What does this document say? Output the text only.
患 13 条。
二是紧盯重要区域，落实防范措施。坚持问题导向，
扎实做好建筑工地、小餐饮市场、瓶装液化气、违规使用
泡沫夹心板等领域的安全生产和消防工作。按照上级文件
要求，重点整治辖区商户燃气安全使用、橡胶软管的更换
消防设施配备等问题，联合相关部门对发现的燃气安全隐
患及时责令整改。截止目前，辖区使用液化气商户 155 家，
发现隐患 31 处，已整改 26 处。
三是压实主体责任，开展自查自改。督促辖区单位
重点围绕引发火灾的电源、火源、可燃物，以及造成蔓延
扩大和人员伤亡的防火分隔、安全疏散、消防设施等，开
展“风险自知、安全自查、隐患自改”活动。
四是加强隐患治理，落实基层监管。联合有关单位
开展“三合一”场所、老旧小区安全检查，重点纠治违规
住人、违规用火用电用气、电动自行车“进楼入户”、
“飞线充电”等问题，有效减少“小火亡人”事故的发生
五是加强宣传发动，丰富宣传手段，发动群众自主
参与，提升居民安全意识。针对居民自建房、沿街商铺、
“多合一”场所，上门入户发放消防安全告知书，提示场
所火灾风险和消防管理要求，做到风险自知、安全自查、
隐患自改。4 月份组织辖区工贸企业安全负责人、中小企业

WHAT TO WORK ON
The records above should be returned exactly.

REPLY TO THE EXERCISE
What does this document say? Output the text only.
患 13 条。
二是紧盯重要区域，落实防范措施。坚持问题导向，
扎实做好建筑工地、小餐饮市场、瓶装液化气、违规使用
泡沫夹心板等领域的安全生产和消防工作。按照上级文件
要求，重点整治辖区商户燃气安全使用、橡胶软管的更换
消防设施配备等问题，联合相关部门对发现的燃气安全隐
患及时责令整改。截止目前，辖区使用液化气商户 155 家，
发现隐患 31 处，已整改 26 处。
三是压实主体责任，开展自查自改。督促辖区单位
重点围绕引发火灾的电源、火源、可燃物，以及造成蔓延
扩大和人员伤亡的防火分隔、安全疏散、消防设施等，开
展“风险自知、安全自查、隐患自改”活动。
四是加强隐患治理，落实基层监管。联合有关单位
开展“三合一”场所、老旧小区安全检查，重点纠治违规
住人、违规用火用电用气、电动自行车“进楼入户”、
“飞线充电”等问题，有效减少“小火亡人”事故的发生
五是加强宣传发动，丰富宣传手段，发动群众自主
参与，提升居民安全意识。针对居民自建房、沿街商铺、
“多合一”场所，上门入户发放消防安全告知书，提示场
所火灾风险和消防管理要求，做到风险自知、安全自查、
隐患自改。4 月份组织辖区工贸企业安全负责人、中小企业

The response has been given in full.